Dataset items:
*-*-*
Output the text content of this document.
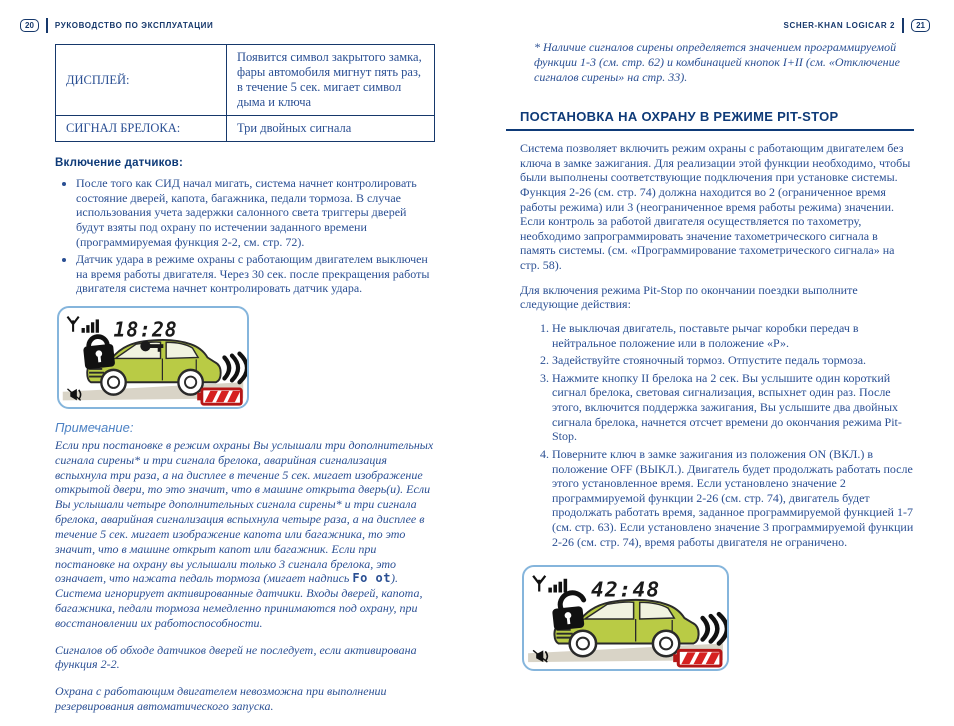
20	РУКОВОДСТВО ПО ЭКСПЛУАТАЦИИ
ДИСПЛЕЙ:	Появится символ закрытого замка, фары автомобиля мигнут пять раз, в течение 5 сек. мигает символ дыма и ключа
СИГНАЛ БРЕЛОКА:	Три двойных сигнала
Включение датчиков:
• После того как СИД начал мигать, система начнет контролировать состояние дверей, капота, багажника, педали тормоза. В случае использования учета задержки салонного света триггеры дверей будут взяты под охрану по истечении заданного времени (программируемая функция 2-2, см. стр. 72).
• Датчик удара в режиме охраны с работающим двигателем выключен на время работы двигателя. Через 30 сек. после прекращения работы двигателя система начнет контролировать датчик удара.
18:28
Примечание:

Если при постановке в режим охраны Вы услышали три дополнительных сигнала сирены* и три сигнала брелока, аварийная сигнализация вспыхнула три раза, а на дисплее в течение 5 сек. мигает изображение открытой двери, то это значит, что в машине открыта дверь(и). Если Вы услышали четыре дополнительных сигнала сирены* и три сигнала брелока, аварийная сигнализация вспыхнула четыре раза, а на дисплее в течение 5 сек. мигает изображение капота или багажника, то это значит, что в машине открыт капот или багажник. Если при постановке на охрану вы услышали только 3 сигнала брелока, это означает, что нажата педаль тормоза (мигает надпись Fo ot). Система игнорирует активированные датчики. Входы дверей, капота, багажника, педали тормоза немедленно принимаются под охрану, при восстановлении их работоспособности.

Сигналов об обходе датчиков дверей не последует, если активирована функция 2-2.

Охрана с работающим двигателем невозможна при выполнении резервирования автоматического запуска.

SCHER-KHAN LOGICAR 2	21

* Наличие сигналов сирены определяется значением программируемой функции 1-3 (см. стр. 62) и комбинацией кнопок I+II (см. «Отключение сигналов сирены» на стр. 33).

ПОСТАНОВКА НА ОХРАНУ В РЕЖИМЕ PIT-STOP

Система позволяет включить режим охраны с работающим двигателем без ключа в замке зажигания. Для реализации этой функции необходимо, чтобы были выполнены соответствующие подключения при установке системы. Функция 2-26 (см. стр. 74) должна находится во 2 (ограниченное время работы режима) или 3 (неограниченное время работы режима) значении. Если контроль за работой двигателя осуществляется по тахометру, необходимо запрограммировать значение тахометрического сигнала в память системы. (см. «Программирование тахометрического сигнала» на стр. 58).

Для включения режима Pit-Stop по окончании поездки выполните следующие действия:

1. Не выключая двигатель, поставьте рычаг коробки передач в нейтральное положение или в положение «Р».
2. Задействуйте стояночный тормоз. Отпустите педаль тормоза.
3. Нажмите кнопку II брелока на 2 сек. Вы услышите один короткий сигнал брелока, световая сигнализация, вспыхнет один раз. После этого, включится поддержка зажигания, Вы услышите два двойных сигнала брелока, начнется отсчет времени до окончания режима Pit-Stop.
4. Поверните ключ в замке зажигания из положения ON (ВКЛ.) в положение OFF (ВЫКЛ.). Двигатель будет продолжать работать после этого установленное время. Если установлено значение 2 программируемой функции 2-26 (см. стр. 74), двигатель будет продолжать работать время, заданное программируемой функцией 1-7 (см. стр. 63). Если установлено значение 3 программируемой функции 2-26 (см. стр. 74), время работы двигателя не ограничено.
42:48
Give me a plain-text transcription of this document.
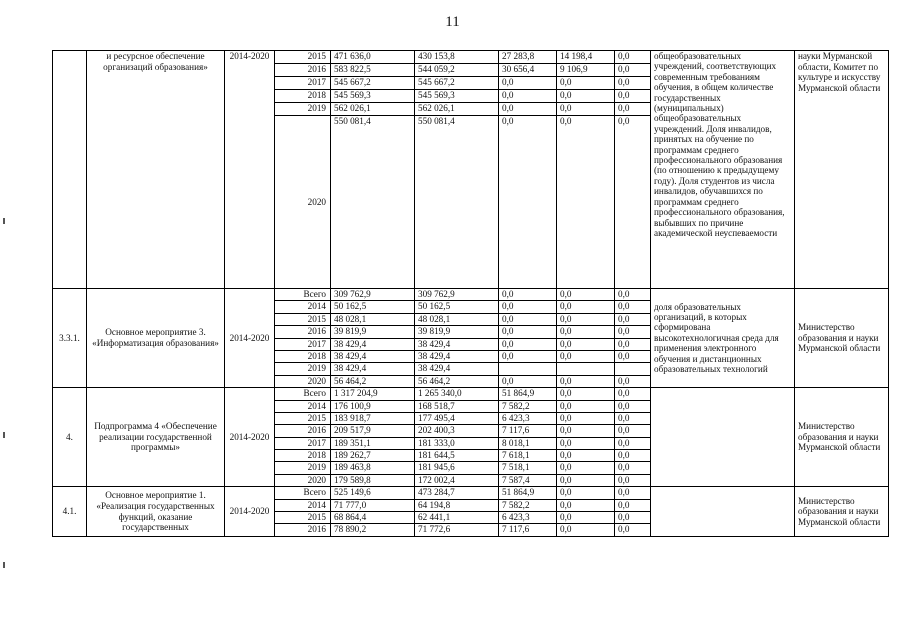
11
	и ресурсное обеспечение организаций образования»	2014-2020	2015	471 636,0	430 153,8	27 283,8	14 198,4	0,0	общеобразовательных учреждений, соответствующих современным требованиям обучения, в общем количестве государственных (муниципальных) общеобразовательных учреждений. Доля инвалидов, принятых на обучение по программам среднего профессионального образования (по отношению к предыдущему году). Доля студентов из числа инвалидов, обучавшихся по программам среднего профессионального образования, выбывших по причине академической неуспеваемости	науки Мурманской области, Комитет по культуре и искусству Мурманской области
			2016	583 822,5	544 059,2	30 656,4	9 106,9	0,0		
			2017	545 667,2	545 667,2	0,0	0,0	0,0		
			2018	545 569,3	545 569,3	0,0	0,0	0,0		
			2019	562 026,1	562 026,1	0,0	0,0	0,0		
			2020	550 081,4	550 081,4	0,0	0,0	0,0		
3.3.1.	Основное мероприятие 3. «Информатизация образования»	2014-2020	Всего	309 762,9	309 762,9	0,0	0,0	0,0	доля образовательных организаций, в которых сформирована высокотехнологичная среда для применения электронного обучения и дистанционных образовательных технологий	Министерство образования и науки Мурманской области
			2014	50 162,5	50 162,5	0,0	0,0	0,0		
			2015	48 028,1	48 028,1	0,0	0,0	0,0		
			2016	39 819,9	39 819,9	0,0	0,0	0,0		
			2017	38 429,4	38 429,4	0,0	0,0	0,0		
			2018	38 429,4	38 429,4	0,0	0,0	0,0		
			2019	38 429,4	38 429,4					
			2020	56 464,2	56 464,2	0,0	0,0	0,0		
4.	Подпрограмма 4 «Обеспечение реализации государственной программы»	2014-2020	Всего	1 317 204,9	1 265 340,0	51 864,9	0,0	0,0		Министерство образования и науки Мурманской области
			2014	176 100,9	168 518,7	7 582,2	0,0	0,0		
			2015	183 918,7	177 495,4	6 423,3	0,0	0,0		
			2016	209 517,9	202 400,3	7 117,6	0,0	0,0		
			2017	189 351,1	181 333,0	8 018,1	0,0	0,0		
			2018	189 262,7	181 644,5	7 618,1	0,0	0,0		
			2019	189 463,8	181 945,6	7 518,1	0,0	0,0		
			2020	179 589,8	172 002,4	7 587,4	0,0	0,0		
4.1.	Основное мероприятие 1. «Реализация государственных функций, оказание государственных	2014-2020	Всего	525 149,6	473 284,7	51 864,9	0,0	0,0		Министерство образования и науки Мурманской области
			2014	71 777,0	64 194,8	7 582,2	0,0	0,0		
			2015	68 864,4	62 441,1	6 423,3	0,0	0,0		
			2016	78 890,2	71 772,6	7 117,6	0,0	0,0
*-*-*
- Problem to work on
Repeat the data exactly, dropping every picture it holds.

- Answer to the task
Output the text content of this document.
20	РУКОВОДСТВО ПО ЭКСПЛУАТАЦИИ
ДИСПЛЕЙ:	Появится символ закрытого замка, фары автомобиля мигнут пять раз, в течение 5 сек. мигает символ дыма и ключа
СИГНАЛ БРЕЛОКА:	Три двойных сигнала
Включение датчиков:
• После того как СИД начал мигать, система начнет контролировать состояние дверей, капота, багажника, педали тормоза. В случае использования учета задержки салонного света триггеры дверей будут взяты под охрану по истечении заданного времени (программируемая функция 2-2, см. стр. 72).
• Датчик удара в режиме охраны с работающим двигателем выключен на время работы двигателя. Через 30 сек. после прекращения работы двигателя система начнет контролировать датчик удара.
18:28
Примечание:

Если при постановке в режим охраны Вы услышали три дополнительных сигнала сирены* и три сигнала брелока, аварийная сигнализация вспыхнула три раза, а на дисплее в течение 5 сек. мигает изображение открытой двери, то это значит, что в машине открыта дверь(и). Если Вы услышали четыре дополнительных сигнала сирены* и три сигнала брелока, аварийная сигнализация вспыхнула четыре раза, а на дисплее в течение 5 сек. мигает изображение капота или багажника, то это значит, что в машине открыт капот или багажник. Если при постановке на охрану вы услышали только 3 сигнала брелока, это означает, что нажата педаль тормоза (мигает надпись Fo ot). Система игнорирует активированные датчики. Входы дверей, капота, багажника, педали тормоза немедленно принимаются под охрану, при восстановлении их работоспособности.

Сигналов об обходе датчиков дверей не последует, если активирована функция 2-2.

Охрана с работающим двигателем невозможна при выполнении резервирования автоматического запуска.

SCHER-KHAN LOGICAR 2	21

* Наличие сигналов сирены определяется значением программируемой функции 1-3 (см. стр. 62) и комбинацией кнопок I+II (см. «Отключение сигналов сирены» на стр. 33).

ПОСТАНОВКА НА ОХРАНУ В РЕЖИМЕ PIT-STOP

Система позволяет включить режим охраны с работающим двигателем без ключа в замке зажигания. Для реализации этой функции необходимо, чтобы были выполнены соответствующие подключения при установке системы. Функция 2-26 (см. стр. 74) должна находится во 2 (ограниченное время работы режима) или 3 (неограниченное время работы режима) значении. Если контроль за работой двигателя осуществляется по тахометру, необходимо запрограммировать значение тахометрического сигнала в память системы. (см. «Программирование тахометрического сигнала» на стр. 58).

Для включения режима Pit-Stop по окончании поездки выполните следующие действия:

1. Не выключая двигатель, поставьте рычаг коробки передач в нейтральное положение или в положение «Р».
2. Задействуйте стояночный тормоз. Отпустите педаль тормоза.
3. Нажмите кнопку II брелока на 2 сек. Вы услышите один короткий сигнал брелока, световая сигнализация, вспыхнет один раз. После этого, включится поддержка зажигания, Вы услышите два двойных сигнала брелока, начнется отсчет времени до окончания режима Pit-Stop.
4. Поверните ключ в замке зажигания из положения ON (ВКЛ.) в положение OFF (ВЫКЛ.). Двигатель будет продолжать работать после этого установленное время. Если установлено значение 2 программируемой функции 2-26 (см. стр. 74), двигатель будет продолжать работать время, заданное программируемой функцией 1-7 (см. стр. 63). Если установлено значение 3 программируемой функции 2-26 (см. стр. 74), время работы двигателя не ограничено.
42:48
Give me a plain-text transcription of this document.
11
	и ресурсное обеспечение организаций образования»	2014-2020	2015	471 636,0	430 153,8	27 283,8	14 198,4	0,0	общеобразовательных учреждений, соответствующих современным требованиям обучения, в общем количестве государственных (муниципальных) общеобразовательных учреждений. Доля инвалидов, принятых на обучение по программам среднего профессионального образования (по отношению к предыдущему году). Доля студентов из числа инвалидов, обучавшихся по программам среднего профессионального образования, выбывших по причине академической неуспеваемости	науки Мурманской области, Комитет по культуре и искусству Мурманской области
			2016	583 822,5	544 059,2	30 656,4	9 106,9	0,0		
			2017	545 667,2	545 667,2	0,0	0,0	0,0		
			2018	545 569,3	545 569,3	0,0	0,0	0,0		
			2019	562 026,1	562 026,1	0,0	0,0	0,0		
			2020	550 081,4	550 081,4	0,0	0,0	0,0		
3.3.1.	Основное мероприятие 3. «Информатизация образования»	2014-2020	Всего	309 762,9	309 762,9	0,0	0,0	0,0	доля образовательных организаций, в которых сформирована высокотехнологичная среда для применения электронного обучения и дистанционных образовательных технологий	Министерство образования и науки Мурманской области
			2014	50 162,5	50 162,5	0,0	0,0	0,0		
			2015	48 028,1	48 028,1	0,0	0,0	0,0		
			2016	39 819,9	39 819,9	0,0	0,0	0,0		
			2017	38 429,4	38 429,4	0,0	0,0	0,0		
			2018	38 429,4	38 429,4	0,0	0,0	0,0		
			2019	38 429,4	38 429,4					
			2020	56 464,2	56 464,2	0,0	0,0	0,0		
4.	Подпрограмма 4 «Обеспечение реализации государственной программы»	2014-2020	Всего	1 317 204,9	1 265 340,0	51 864,9	0,0	0,0		Министерство образования и науки Мурманской области
			2014	176 100,9	168 518,7	7 582,2	0,0	0,0		
			2015	183 918,7	177 495,4	6 423,3	0,0	0,0		
			2016	209 517,9	202 400,3	7 117,6	0,0	0,0		
			2017	189 351,1	181 333,0	8 018,1	0,0	0,0		
			2018	189 262,7	181 644,5	7 618,1	0,0	0,0		
			2019	189 463,8	181 945,6	7 518,1	0,0	0,0		
			2020	179 589,8	172 002,4	7 587,4	0,0	0,0		
4.1.	Основное мероприятие 1. «Реализация государственных функций, оказание государственных	2014-2020	Всего	525 149,6	473 284,7	51 864,9	0,0	0,0		Министерство образования и науки Мурманской области
			2014	71 777,0	64 194,8	7 582,2	0,0	0,0		
			2015	68 864,4	62 441,1	6 423,3	0,0	0,0		
			2016	78 890,2	71 772,6	7 117,6	0,0	0,0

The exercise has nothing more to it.